%%

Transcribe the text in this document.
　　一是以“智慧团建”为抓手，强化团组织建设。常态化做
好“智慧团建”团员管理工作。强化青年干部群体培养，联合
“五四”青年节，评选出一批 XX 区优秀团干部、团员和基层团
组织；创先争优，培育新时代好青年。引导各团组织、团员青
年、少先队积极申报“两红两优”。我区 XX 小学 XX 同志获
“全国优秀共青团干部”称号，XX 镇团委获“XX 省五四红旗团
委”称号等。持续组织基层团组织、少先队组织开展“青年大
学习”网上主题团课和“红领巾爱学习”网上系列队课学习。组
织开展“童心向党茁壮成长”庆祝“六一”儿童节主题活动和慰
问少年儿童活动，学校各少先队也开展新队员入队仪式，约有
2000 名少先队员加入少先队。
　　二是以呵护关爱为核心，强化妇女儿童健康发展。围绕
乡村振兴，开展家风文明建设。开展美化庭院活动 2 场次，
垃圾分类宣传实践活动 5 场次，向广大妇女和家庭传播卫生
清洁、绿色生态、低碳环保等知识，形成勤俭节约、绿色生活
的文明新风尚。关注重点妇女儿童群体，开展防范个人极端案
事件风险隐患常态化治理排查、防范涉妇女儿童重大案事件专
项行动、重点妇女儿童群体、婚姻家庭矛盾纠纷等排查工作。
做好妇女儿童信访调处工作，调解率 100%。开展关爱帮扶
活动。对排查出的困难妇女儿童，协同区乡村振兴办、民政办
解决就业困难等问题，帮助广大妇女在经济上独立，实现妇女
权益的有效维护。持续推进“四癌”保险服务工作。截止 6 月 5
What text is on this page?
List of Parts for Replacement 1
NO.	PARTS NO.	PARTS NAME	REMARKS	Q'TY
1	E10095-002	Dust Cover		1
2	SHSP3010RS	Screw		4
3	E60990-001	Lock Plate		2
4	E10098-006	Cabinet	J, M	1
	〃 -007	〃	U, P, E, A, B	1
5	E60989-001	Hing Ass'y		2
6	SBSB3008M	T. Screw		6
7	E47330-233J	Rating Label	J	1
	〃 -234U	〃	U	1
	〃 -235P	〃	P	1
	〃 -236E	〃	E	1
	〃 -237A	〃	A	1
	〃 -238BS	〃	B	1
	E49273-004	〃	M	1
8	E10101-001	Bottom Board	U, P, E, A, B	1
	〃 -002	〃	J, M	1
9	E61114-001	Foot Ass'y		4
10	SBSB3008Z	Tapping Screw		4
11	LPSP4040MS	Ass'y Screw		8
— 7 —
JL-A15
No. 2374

%%

Extract all of the material exactly as it is written.

Transcribe the text in this document.
　　一是以“智慧团建”为抓手，强化团组织建设。常态化做
好“智慧团建”团员管理工作。强化青年干部群体培养，联合
“五四”青年节，评选出一批 XX 区优秀团干部、团员和基层团
组织；创先争优，培育新时代好青年。引导各团组织、团员青
年、少先队积极申报“两红两优”。我区 XX 小学 XX 同志获
“全国优秀共青团干部”称号，XX 镇团委获“XX 省五四红旗团
委”称号等。持续组织基层团组织、少先队组织开展“青年大
学习”网上主题团课和“红领巾爱学习”网上系列队课学习。组
织开展“童心向党茁壮成长”庆祝“六一”儿童节主题活动和慰
问少年儿童活动，学校各少先队也开展新队员入队仪式，约有
2000 名少先队员加入少先队。
　　二是以呵护关爱为核心，强化妇女儿童健康发展。围绕
乡村振兴，开展家风文明建设。开展美化庭院活动 2 场次，
垃圾分类宣传实践活动 5 场次，向广大妇女和家庭传播卫生
清洁、绿色生态、低碳环保等知识，形成勤俭节约、绿色生活
的文明新风尚。关注重点妇女儿童群体，开展防范个人极端案
事件风险隐患常态化治理排查、防范涉妇女儿童重大案事件专
项行动、重点妇女儿童群体、婚姻家庭矛盾纠纷等排查工作。
做好妇女儿童信访调处工作，调解率 100%。开展关爱帮扶
活动。对排查出的困难妇女儿童，协同区乡村振兴办、民政办
解决就业困难等问题，帮助广大妇女在经济上独立，实现妇女
权益的有效维护。持续推进“四癌”保险服务工作。截止 6 月 5
What text is on this page?
List of Parts for Replacement 1
NO.	PARTS NO.	PARTS NAME	REMARKS	Q'TY
1	E10095-002	Dust Cover		1
2	SHSP3010RS	Screw		4
3	E60990-001	Lock Plate		2
4	E10098-006	Cabinet	J, M	1
	〃 -007	〃	U, P, E, A, B	1
5	E60989-001	Hing Ass'y		2
6	SBSB3008M	T. Screw		6
7	E47330-233J	Rating Label	J	1
	〃 -234U	〃	U	1
	〃 -235P	〃	P	1
	〃 -236E	〃	E	1
	〃 -237A	〃	A	1
	〃 -238BS	〃	B	1
	E49273-004	〃	M	1
8	E10101-001	Bottom Board	U, P, E, A, B	1
	〃 -002	〃	J, M	1
9	E61114-001	Foot Ass'y		4
10	SBSB3008Z	Tapping Screw		4
11	LPSP4040MS	Ass'y Screw		8
— 7 —
JL-A15
No. 2374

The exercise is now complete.